--- Rows ---

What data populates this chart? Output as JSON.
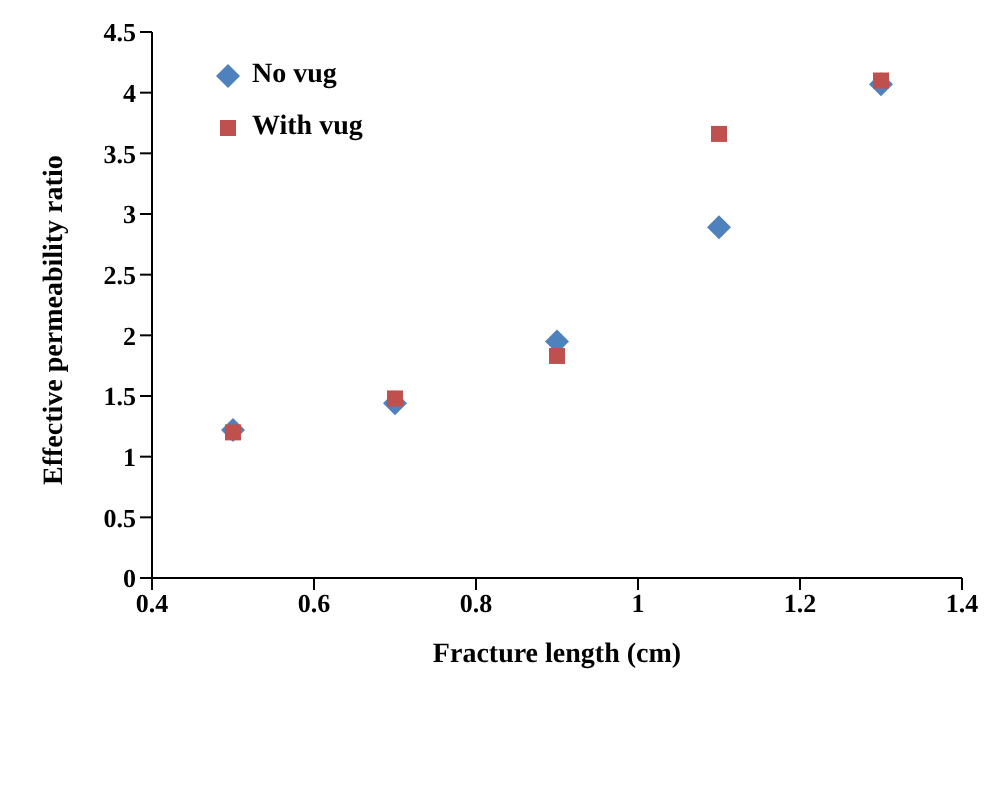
{
  "chart_data": {
    "type": "scatter",
    "xlabel": "Fracture length (cm)",
    "ylabel": "Effective permeability ratio",
    "x": [
      0.5,
      0.7,
      0.9,
      1.1,
      1.3
    ],
    "series": [
      {
        "name": "No vug",
        "color": "#4f81bd",
        "marker": "diamond",
        "values": [
          1.22,
          1.44,
          1.95,
          2.89,
          4.07
        ]
      },
      {
        "name": "With vug",
        "color": "#c0504d",
        "marker": "square",
        "values": [
          1.2,
          1.48,
          1.83,
          3.66,
          4.1
        ]
      }
    ],
    "xlim": [
      0.4,
      1.4
    ],
    "xticks": [
      0.4,
      0.6,
      0.8,
      1,
      1.2,
      1.4
    ],
    "ylim": [
      0,
      4.5
    ],
    "yticks": [
      0,
      0.5,
      1,
      1.5,
      2,
      2.5,
      3,
      3.5,
      4,
      4.5
    ],
    "grid": false,
    "legend": "top left"
  }
}
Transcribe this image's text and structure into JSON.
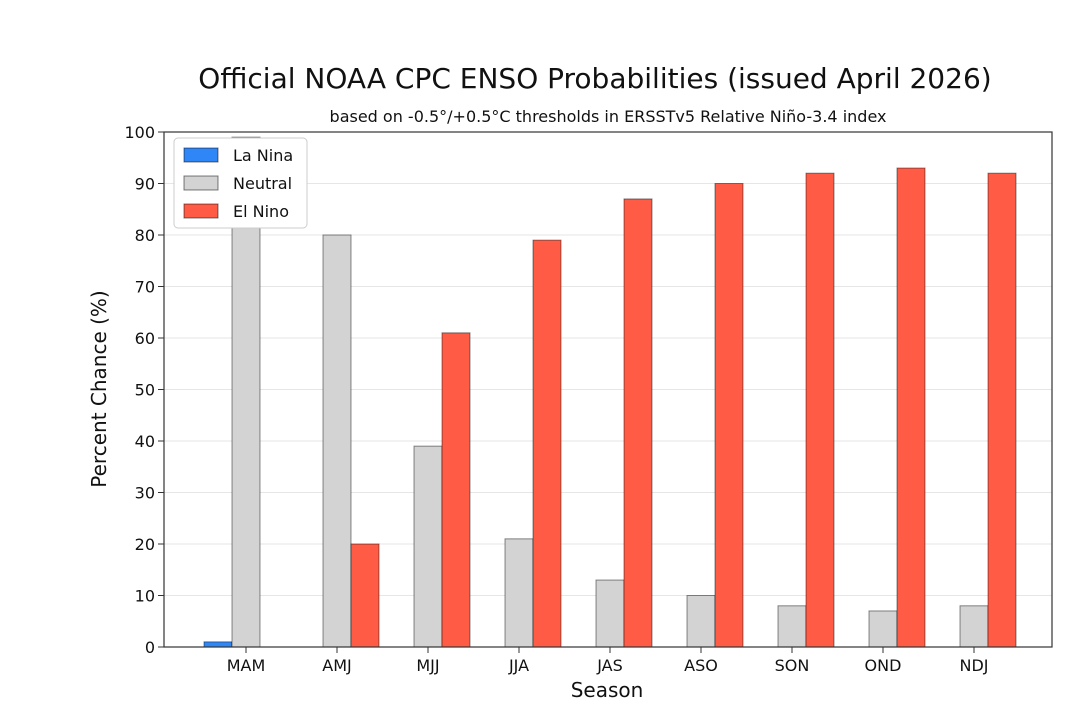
{
  "chart_data": {
    "type": "bar",
    "title": "Official NOAA CPC ENSO Probabilities (issued April 2026)",
    "subtitle": "based on -0.5°/+0.5°C thresholds in ERSSTv5 Relative Niño-3.4 index",
    "xlabel": "Season",
    "ylabel": "Percent Chance (%)",
    "ylim": [
      0,
      100
    ],
    "yticks": [
      0,
      10,
      20,
      30,
      40,
      50,
      60,
      70,
      80,
      90,
      100
    ],
    "grid": "horizontal",
    "legend_position": "top-left",
    "categories": [
      "MAM",
      "AMJ",
      "MJJ",
      "JJA",
      "JAS",
      "ASO",
      "SON",
      "OND",
      "NDJ"
    ],
    "series": [
      {
        "name": "La Nina",
        "color": "#2f86f6",
        "values": [
          1,
          0,
          0,
          0,
          0,
          0,
          0,
          0,
          0
        ]
      },
      {
        "name": "Neutral",
        "color": "#d3d3d3",
        "values": [
          99,
          80,
          39,
          21,
          13,
          10,
          8,
          7,
          8
        ]
      },
      {
        "name": "El Nino",
        "color": "#ff5b45",
        "values": [
          0,
          20,
          61,
          79,
          87,
          90,
          92,
          93,
          92
        ]
      }
    ]
  }
}
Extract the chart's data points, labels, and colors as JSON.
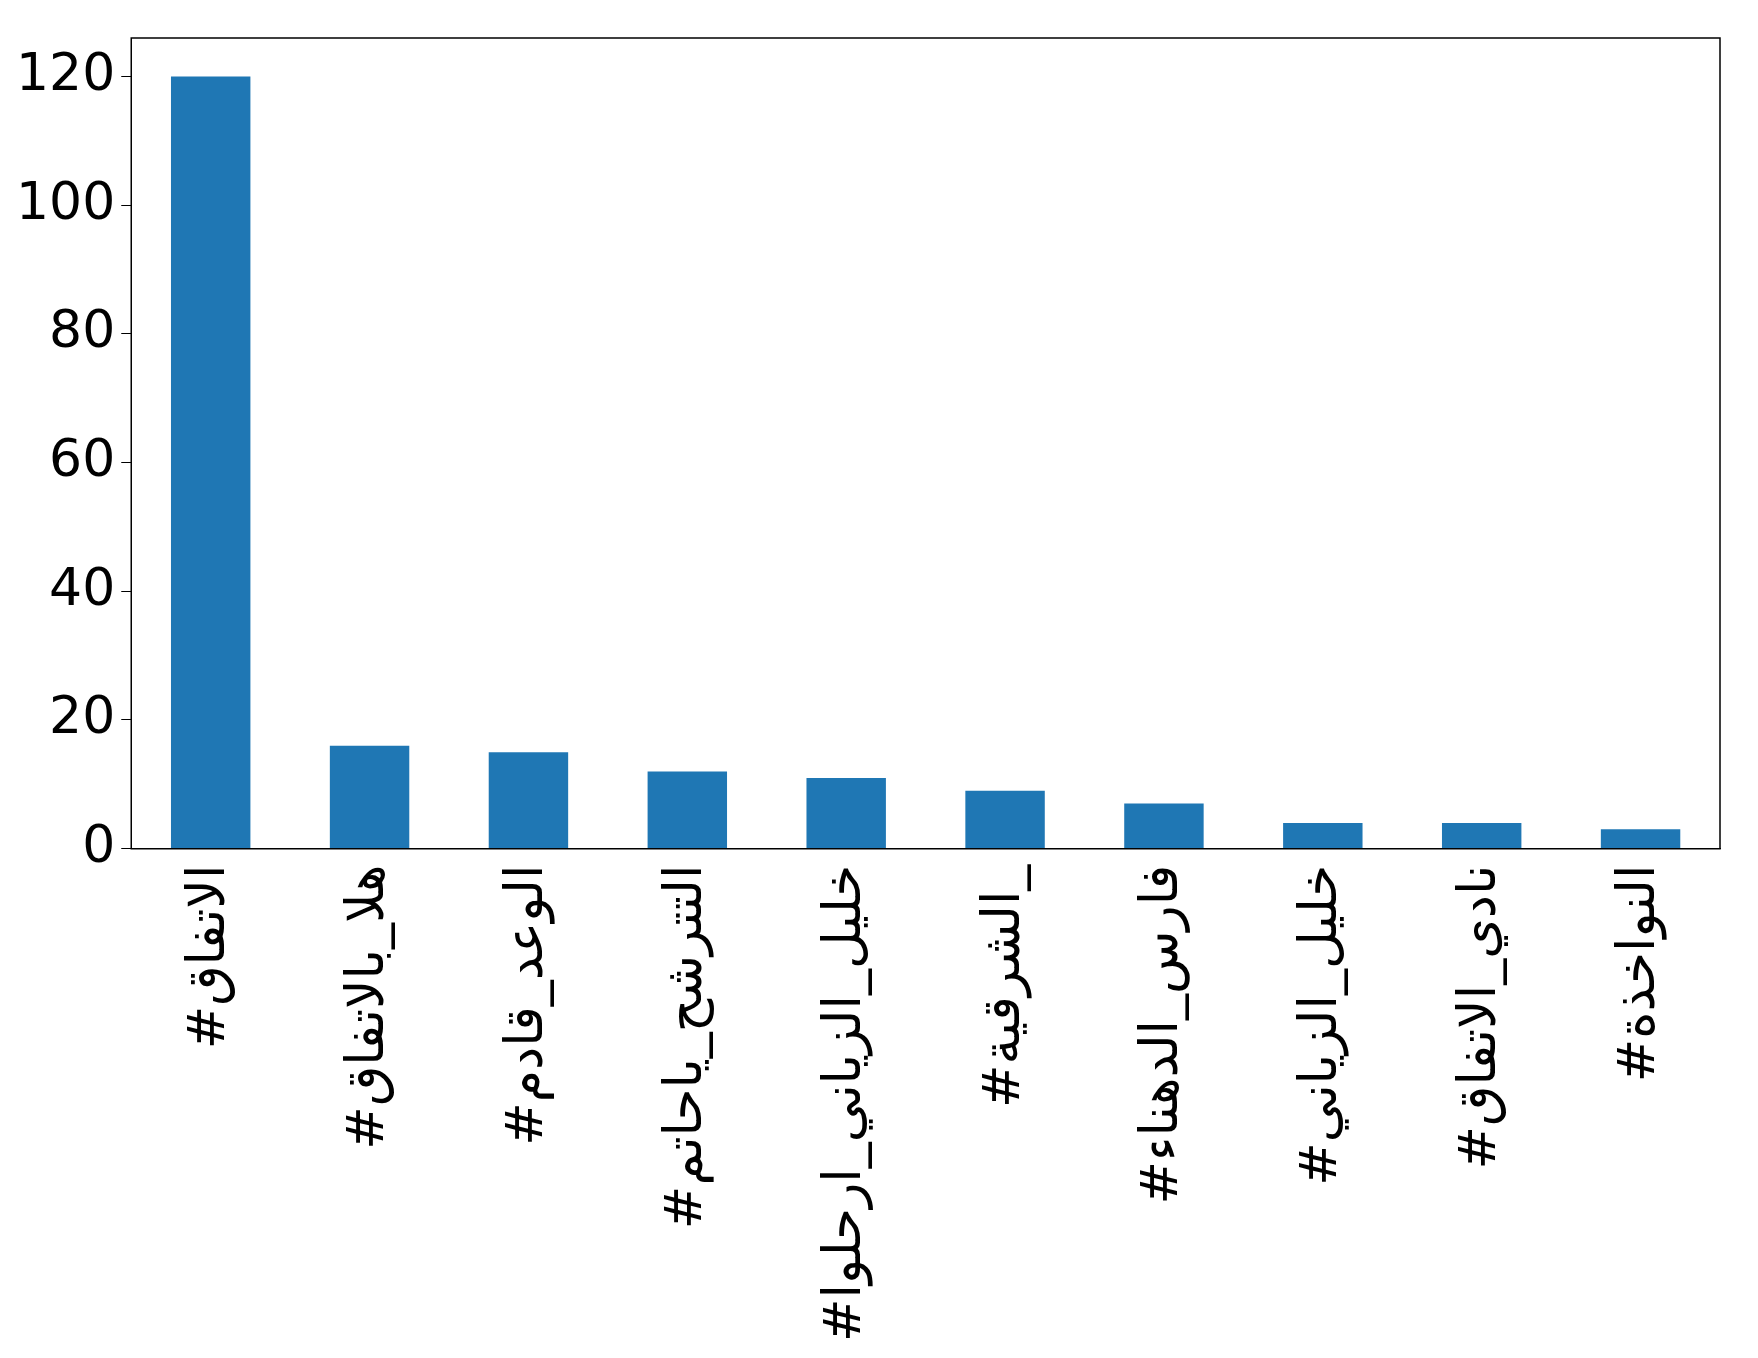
{
  "chart_data": {
    "type": "bar",
    "categories": [
      "#الاتفاق",
      "#هلا_بالاتفاق",
      "#الوعد_قادم",
      "#التترشح_ياحاتم",
      "#خليل_الزياني_ارحلوا",
      "#الشرقية_",
      "#فارس_الدهناء",
      "#خليل_الزياني",
      "#نادي_الاتفاق",
      "#النواخذة"
    ],
    "values": [
      120,
      16,
      15,
      12,
      11,
      9,
      7,
      4,
      4,
      3
    ],
    "color": "#1f77b4",
    "ylim": [
      0,
      126
    ],
    "yticks": [
      0,
      20,
      40,
      60,
      80,
      100,
      120
    ],
    "grid": false,
    "legend": false
  }
}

---

• [Requirements]: Pull out each line of the records holding the string "ylabel".

• [The result]:
    "ylabel": "Effective permeability ratio",
    "ylabel": "Percent Chance (%)",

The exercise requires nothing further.